Look through the lines below and state how many hold the word "pioggia". Write only the number.

Given records:
··········
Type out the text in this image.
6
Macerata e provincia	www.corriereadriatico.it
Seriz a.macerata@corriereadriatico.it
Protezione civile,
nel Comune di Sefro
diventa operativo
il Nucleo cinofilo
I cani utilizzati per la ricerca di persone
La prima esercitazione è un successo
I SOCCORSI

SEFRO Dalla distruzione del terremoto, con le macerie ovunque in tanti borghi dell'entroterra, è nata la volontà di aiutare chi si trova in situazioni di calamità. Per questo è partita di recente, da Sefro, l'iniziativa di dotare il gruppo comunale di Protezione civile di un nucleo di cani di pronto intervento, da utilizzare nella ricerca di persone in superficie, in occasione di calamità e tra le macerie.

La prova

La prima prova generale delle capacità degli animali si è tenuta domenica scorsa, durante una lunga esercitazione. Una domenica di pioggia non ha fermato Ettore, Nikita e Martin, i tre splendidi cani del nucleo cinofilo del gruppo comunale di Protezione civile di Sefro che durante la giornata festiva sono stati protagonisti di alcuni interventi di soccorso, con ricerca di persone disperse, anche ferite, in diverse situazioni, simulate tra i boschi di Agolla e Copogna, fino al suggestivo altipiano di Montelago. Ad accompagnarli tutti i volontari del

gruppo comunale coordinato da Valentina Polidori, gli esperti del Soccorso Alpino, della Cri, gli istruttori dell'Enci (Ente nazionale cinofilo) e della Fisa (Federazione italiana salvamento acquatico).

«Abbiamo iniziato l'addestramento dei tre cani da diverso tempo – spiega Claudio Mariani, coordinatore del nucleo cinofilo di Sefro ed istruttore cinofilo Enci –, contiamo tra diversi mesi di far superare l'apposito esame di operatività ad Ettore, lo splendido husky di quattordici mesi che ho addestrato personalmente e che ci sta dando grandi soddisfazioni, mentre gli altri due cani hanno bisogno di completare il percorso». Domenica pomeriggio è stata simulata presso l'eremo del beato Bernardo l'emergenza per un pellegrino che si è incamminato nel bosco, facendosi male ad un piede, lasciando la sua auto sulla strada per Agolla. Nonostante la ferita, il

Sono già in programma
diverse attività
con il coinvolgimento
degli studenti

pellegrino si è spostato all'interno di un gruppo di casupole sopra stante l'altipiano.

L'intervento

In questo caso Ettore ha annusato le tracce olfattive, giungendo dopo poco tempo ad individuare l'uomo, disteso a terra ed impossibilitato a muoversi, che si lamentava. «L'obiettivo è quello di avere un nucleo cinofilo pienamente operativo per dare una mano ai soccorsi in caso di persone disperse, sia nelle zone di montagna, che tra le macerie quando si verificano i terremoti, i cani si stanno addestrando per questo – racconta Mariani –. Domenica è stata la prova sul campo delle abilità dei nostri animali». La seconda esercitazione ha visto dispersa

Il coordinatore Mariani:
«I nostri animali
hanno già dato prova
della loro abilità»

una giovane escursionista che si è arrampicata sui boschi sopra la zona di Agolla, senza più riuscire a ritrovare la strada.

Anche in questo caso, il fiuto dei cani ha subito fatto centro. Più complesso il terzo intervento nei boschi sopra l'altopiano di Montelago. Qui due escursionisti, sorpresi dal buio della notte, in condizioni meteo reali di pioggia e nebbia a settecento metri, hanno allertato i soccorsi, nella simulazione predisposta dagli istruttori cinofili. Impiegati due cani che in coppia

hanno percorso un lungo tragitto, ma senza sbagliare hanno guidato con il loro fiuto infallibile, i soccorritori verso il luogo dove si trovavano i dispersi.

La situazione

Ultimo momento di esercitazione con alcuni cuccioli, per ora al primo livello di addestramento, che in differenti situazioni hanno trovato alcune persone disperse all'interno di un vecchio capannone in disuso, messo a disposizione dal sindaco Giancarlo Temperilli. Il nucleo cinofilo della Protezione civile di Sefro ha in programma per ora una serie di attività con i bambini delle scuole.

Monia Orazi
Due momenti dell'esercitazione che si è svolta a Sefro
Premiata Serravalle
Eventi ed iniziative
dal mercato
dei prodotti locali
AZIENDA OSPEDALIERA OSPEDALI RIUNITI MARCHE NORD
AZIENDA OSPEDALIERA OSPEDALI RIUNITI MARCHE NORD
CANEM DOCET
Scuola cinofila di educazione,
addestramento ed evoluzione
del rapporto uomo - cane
··········
The answer: 2